:: Given information ::
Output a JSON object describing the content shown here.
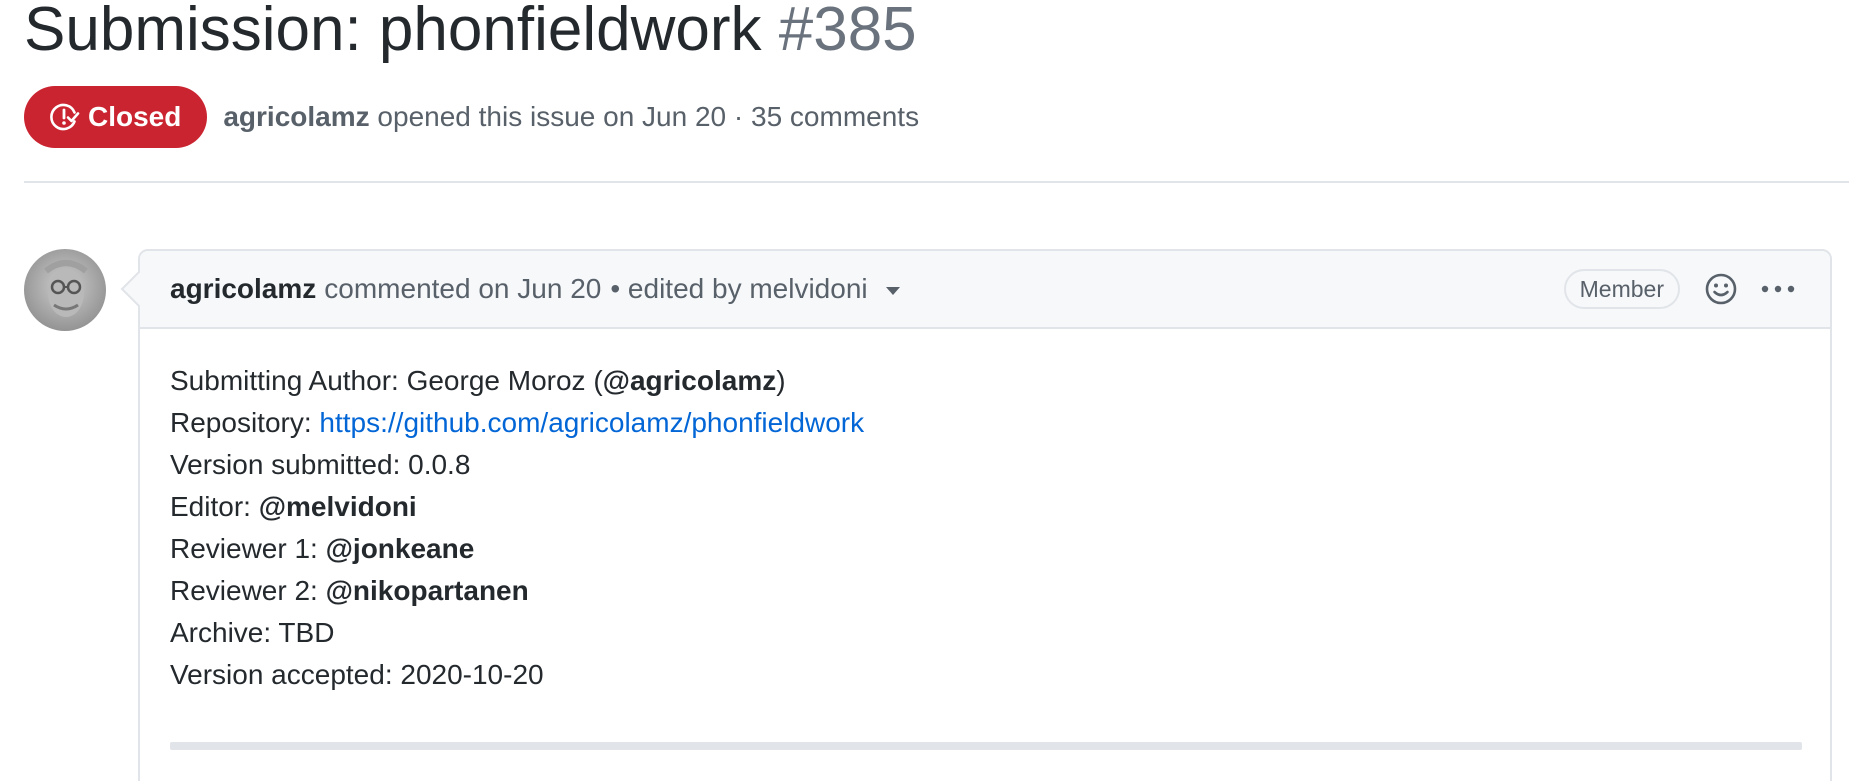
{
  "issue": {
    "title": "Submission: phonfieldwork",
    "number": "#385",
    "state": "Closed",
    "author": "agricolamz",
    "opened_text": "opened this issue on Jun 20 · 35 comments"
  },
  "comment": {
    "author": "agricolamz",
    "commented_text": "commented on Jun 20",
    "edited_text": "• edited by melvidoni",
    "member_label": "Member",
    "icons": {
      "reaction": "smiley-icon",
      "more": "kebab-horizontal-icon",
      "state": "issue-closed-icon",
      "caret": "caret-down-icon"
    },
    "body": {
      "author_label": "Submitting Author: George Moroz (",
      "author_mention": "@agricolamz",
      "author_close": ")",
      "repo_label": "Repository: ",
      "repo_url": "https://github.com/agricolamz/phonfieldwork",
      "version_submitted": "Version submitted: 0.0.8",
      "editor_label": "Editor: ",
      "editor_mention": "@melvidoni",
      "reviewer1_label": "Reviewer 1: ",
      "reviewer1_mention": "@jonkeane",
      "reviewer2_label": "Reviewer 2: ",
      "reviewer2_mention": "@nikopartanen",
      "archive": "Archive: TBD",
      "version_accepted": "Version accepted: 2020-10-20"
    }
  },
  "colors": {
    "closed_badge": "#cb2431",
    "link": "#0366d6",
    "muted_text": "#586069",
    "border": "#e1e4e8",
    "header_bg": "#f6f8fa"
  }
}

:: Exercise task ::
Repeat the lines above exactly, and keep every picture out.

:: Result ::
Output a JSON object describing the content shown here.
{
  "issue": {
    "title": "Submission: phonfieldwork",
    "number": "#385",
    "state": "Closed",
    "author": "agricolamz",
    "opened_text": "opened this issue on Jun 20 · 35 comments"
  },
  "comment": {
    "author": "agricolamz",
    "commented_text": "commented on Jun 20",
    "edited_text": "• edited by melvidoni",
    "member_label": "Member",
    "icons": {
      "reaction": "smiley-icon",
      "more": "kebab-horizontal-icon",
      "state": "issue-closed-icon",
      "caret": "caret-down-icon"
    },
    "body": {
      "author_label": "Submitting Author: George Moroz (",
      "author_mention": "@agricolamz",
      "author_close": ")",
      "repo_label": "Repository: ",
      "repo_url": "https://github.com/agricolamz/phonfieldwork",
      "version_submitted": "Version submitted: 0.0.8",
      "editor_label": "Editor: ",
      "editor_mention": "@melvidoni",
      "reviewer1_label": "Reviewer 1: ",
      "reviewer1_mention": "@jonkeane",
      "reviewer2_label": "Reviewer 2: ",
      "reviewer2_mention": "@nikopartanen",
      "archive": "Archive: TBD",
      "version_accepted": "Version accepted: 2020-10-20"
    }
  },
  "colors": {
    "closed_badge": "#cb2431",
    "link": "#0366d6",
    "muted_text": "#586069",
    "border": "#e1e4e8",
    "header_bg": "#f6f8fa"
  }
}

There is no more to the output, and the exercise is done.